>> START Exercise material

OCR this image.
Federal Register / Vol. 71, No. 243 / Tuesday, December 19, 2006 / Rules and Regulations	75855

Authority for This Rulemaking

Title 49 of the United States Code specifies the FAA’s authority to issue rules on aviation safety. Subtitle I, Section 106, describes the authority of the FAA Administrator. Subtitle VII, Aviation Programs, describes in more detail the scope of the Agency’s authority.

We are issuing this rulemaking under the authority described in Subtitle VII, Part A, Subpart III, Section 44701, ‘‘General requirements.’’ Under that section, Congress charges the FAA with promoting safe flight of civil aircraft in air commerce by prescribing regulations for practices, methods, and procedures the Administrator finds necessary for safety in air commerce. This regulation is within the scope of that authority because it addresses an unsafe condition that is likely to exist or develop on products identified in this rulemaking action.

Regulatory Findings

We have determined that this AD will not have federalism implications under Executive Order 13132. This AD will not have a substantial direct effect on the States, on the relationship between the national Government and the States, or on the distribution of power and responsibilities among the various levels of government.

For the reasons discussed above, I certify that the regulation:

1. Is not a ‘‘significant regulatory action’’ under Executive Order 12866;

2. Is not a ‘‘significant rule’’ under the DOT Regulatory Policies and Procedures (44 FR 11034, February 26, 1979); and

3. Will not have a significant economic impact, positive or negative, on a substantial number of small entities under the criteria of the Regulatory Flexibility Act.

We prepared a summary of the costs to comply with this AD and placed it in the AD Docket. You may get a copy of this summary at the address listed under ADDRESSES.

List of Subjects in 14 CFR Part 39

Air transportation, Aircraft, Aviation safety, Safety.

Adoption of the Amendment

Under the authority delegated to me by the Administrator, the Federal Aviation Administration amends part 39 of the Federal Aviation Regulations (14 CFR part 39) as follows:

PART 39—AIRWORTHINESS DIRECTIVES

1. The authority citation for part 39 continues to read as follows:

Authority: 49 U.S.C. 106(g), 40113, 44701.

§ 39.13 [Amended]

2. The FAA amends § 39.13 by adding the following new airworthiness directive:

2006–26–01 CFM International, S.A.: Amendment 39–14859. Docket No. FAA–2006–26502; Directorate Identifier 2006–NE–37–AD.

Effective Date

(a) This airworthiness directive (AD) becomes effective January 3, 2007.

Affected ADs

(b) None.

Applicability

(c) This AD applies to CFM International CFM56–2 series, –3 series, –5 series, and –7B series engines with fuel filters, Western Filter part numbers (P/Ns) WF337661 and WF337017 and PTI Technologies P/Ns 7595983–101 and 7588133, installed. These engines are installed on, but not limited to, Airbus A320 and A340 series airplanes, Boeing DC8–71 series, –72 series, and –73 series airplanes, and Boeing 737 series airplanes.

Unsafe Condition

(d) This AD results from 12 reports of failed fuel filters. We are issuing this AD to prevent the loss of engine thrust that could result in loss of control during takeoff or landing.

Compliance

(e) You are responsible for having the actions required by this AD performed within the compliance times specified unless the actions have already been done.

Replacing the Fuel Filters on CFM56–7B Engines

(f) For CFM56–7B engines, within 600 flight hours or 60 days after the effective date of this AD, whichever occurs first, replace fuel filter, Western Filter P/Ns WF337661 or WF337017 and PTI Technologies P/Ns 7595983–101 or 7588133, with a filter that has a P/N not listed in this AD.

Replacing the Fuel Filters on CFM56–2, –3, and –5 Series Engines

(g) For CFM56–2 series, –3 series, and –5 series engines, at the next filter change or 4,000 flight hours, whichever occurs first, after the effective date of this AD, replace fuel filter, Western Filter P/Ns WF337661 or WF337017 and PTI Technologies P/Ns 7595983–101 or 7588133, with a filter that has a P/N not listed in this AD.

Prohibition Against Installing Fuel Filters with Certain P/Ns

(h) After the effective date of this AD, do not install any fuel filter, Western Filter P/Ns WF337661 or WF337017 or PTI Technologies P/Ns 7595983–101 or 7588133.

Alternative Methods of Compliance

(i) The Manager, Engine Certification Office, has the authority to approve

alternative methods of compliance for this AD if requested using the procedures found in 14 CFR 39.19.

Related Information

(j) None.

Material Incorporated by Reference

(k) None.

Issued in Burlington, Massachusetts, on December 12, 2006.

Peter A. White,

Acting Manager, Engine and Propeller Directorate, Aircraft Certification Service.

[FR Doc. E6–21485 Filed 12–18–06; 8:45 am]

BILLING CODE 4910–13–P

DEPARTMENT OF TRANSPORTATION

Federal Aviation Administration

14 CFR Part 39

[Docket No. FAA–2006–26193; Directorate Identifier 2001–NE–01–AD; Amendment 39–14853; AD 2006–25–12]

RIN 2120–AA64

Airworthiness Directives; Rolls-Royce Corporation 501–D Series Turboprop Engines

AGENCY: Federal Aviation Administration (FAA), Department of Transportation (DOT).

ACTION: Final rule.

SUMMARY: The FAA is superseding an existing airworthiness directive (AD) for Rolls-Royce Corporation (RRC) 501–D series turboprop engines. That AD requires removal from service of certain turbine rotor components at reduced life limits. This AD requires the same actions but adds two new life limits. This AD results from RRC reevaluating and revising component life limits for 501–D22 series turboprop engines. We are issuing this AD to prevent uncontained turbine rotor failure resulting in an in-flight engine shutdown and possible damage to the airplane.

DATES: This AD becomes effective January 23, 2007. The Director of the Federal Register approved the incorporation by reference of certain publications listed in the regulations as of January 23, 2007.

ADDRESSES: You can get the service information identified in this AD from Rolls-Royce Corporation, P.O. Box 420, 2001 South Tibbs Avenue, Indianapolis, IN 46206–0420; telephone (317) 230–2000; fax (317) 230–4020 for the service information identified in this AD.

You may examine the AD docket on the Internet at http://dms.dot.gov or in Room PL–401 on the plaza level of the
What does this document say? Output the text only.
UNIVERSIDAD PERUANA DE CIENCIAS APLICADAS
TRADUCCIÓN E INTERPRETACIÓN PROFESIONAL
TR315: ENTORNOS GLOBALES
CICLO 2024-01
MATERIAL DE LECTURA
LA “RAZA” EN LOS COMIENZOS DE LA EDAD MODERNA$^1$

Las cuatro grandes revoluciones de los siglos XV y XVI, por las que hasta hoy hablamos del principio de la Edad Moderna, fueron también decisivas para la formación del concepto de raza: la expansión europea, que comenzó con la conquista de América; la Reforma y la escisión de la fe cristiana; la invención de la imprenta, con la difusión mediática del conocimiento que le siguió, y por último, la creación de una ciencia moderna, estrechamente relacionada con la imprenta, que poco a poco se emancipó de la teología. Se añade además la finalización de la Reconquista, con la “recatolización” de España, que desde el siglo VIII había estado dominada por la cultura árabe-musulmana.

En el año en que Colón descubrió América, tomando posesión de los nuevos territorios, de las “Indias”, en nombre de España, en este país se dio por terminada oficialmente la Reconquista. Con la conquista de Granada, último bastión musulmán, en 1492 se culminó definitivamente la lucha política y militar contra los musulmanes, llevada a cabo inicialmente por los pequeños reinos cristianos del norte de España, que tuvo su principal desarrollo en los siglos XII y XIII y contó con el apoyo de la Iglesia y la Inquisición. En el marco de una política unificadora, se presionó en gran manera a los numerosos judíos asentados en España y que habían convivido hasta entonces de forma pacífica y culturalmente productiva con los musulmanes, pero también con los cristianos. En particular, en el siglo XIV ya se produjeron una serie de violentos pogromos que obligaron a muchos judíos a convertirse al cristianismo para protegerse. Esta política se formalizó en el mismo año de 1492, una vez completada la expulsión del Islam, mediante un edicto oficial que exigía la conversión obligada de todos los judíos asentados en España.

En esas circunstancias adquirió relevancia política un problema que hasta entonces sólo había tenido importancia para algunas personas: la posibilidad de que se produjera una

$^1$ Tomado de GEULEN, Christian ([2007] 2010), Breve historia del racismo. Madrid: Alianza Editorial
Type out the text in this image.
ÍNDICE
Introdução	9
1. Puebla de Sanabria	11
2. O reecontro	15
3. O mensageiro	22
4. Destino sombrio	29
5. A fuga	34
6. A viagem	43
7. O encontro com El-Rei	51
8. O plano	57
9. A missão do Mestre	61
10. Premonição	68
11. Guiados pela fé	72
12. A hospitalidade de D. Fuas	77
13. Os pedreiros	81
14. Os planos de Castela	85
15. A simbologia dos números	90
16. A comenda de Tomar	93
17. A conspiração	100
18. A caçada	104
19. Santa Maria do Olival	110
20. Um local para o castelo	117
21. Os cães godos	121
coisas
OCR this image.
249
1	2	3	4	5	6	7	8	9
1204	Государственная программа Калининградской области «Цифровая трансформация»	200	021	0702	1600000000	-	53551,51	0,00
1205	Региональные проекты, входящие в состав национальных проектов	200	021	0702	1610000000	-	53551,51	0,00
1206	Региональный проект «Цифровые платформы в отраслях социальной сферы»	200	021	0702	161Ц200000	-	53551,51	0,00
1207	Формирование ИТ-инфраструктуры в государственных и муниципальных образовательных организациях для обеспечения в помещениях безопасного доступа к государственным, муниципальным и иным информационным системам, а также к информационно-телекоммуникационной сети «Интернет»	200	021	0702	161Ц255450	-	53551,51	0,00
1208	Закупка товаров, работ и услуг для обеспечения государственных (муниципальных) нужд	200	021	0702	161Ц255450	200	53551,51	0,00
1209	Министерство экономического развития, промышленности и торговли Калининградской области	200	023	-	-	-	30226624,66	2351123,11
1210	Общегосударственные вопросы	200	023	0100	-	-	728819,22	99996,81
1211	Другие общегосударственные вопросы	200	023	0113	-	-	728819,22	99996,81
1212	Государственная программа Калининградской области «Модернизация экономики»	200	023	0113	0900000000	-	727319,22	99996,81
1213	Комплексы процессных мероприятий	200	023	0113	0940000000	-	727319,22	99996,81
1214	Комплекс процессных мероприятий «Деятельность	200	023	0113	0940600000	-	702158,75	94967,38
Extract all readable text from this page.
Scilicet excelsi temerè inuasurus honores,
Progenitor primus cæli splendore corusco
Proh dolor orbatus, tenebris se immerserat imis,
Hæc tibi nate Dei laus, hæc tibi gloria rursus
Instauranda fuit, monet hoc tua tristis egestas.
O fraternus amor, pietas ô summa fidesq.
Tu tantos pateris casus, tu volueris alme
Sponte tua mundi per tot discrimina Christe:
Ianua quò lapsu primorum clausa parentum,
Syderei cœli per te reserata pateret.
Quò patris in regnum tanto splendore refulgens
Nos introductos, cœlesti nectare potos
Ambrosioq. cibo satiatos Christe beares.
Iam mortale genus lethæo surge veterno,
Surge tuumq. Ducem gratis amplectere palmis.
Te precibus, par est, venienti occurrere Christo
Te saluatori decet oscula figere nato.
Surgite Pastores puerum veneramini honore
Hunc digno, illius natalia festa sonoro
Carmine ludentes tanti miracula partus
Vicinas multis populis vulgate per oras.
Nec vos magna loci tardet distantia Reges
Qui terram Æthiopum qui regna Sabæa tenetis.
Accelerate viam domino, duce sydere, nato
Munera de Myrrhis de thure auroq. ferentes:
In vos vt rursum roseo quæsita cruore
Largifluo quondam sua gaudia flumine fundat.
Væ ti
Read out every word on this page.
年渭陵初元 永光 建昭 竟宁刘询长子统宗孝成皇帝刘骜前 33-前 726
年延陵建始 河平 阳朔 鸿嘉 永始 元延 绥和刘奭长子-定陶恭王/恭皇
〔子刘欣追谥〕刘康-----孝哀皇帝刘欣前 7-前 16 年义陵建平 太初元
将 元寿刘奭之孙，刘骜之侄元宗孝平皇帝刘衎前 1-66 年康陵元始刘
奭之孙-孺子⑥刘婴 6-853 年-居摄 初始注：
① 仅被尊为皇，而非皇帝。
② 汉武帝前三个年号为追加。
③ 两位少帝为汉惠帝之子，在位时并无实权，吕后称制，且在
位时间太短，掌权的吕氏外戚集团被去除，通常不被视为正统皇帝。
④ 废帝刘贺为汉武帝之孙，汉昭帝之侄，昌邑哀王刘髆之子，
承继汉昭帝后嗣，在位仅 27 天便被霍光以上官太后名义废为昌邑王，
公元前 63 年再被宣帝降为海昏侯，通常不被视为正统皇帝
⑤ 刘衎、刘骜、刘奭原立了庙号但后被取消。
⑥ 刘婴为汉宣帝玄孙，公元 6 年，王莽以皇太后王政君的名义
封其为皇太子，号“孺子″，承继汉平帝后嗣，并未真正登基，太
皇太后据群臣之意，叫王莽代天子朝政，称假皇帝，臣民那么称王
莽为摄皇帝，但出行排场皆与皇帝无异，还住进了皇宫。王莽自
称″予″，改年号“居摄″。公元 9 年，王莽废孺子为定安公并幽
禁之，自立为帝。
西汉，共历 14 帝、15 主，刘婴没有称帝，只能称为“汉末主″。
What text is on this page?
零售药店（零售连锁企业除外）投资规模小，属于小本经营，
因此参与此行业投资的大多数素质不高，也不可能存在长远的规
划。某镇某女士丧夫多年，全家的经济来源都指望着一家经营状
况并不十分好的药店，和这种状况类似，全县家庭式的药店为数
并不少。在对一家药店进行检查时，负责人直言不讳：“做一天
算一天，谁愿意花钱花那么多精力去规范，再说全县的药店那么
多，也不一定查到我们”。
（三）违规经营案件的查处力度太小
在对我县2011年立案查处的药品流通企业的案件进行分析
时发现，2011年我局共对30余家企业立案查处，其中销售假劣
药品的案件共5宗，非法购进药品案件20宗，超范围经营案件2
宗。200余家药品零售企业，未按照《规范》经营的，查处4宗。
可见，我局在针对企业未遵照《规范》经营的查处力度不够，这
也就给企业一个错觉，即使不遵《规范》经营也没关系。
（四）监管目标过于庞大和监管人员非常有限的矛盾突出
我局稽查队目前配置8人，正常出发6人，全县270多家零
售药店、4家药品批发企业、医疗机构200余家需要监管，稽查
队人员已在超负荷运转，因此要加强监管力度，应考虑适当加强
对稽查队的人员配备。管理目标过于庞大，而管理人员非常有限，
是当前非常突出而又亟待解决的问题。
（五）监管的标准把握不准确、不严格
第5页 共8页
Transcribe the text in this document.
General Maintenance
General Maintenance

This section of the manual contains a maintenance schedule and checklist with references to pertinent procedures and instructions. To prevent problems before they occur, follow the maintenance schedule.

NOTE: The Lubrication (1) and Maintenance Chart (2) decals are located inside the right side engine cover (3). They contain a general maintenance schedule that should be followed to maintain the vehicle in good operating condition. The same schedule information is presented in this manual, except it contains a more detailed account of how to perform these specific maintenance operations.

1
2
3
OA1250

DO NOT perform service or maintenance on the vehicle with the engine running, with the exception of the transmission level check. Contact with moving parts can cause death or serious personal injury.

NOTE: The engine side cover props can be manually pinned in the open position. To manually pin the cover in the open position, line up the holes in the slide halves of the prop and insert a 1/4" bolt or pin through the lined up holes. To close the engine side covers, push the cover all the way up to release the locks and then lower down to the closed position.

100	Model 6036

>> END Exercise material

◆ **Problem description**
Only a number is wanted here: how many lines in the data above include the string "Replacing"?

◆ **Complete answer**
2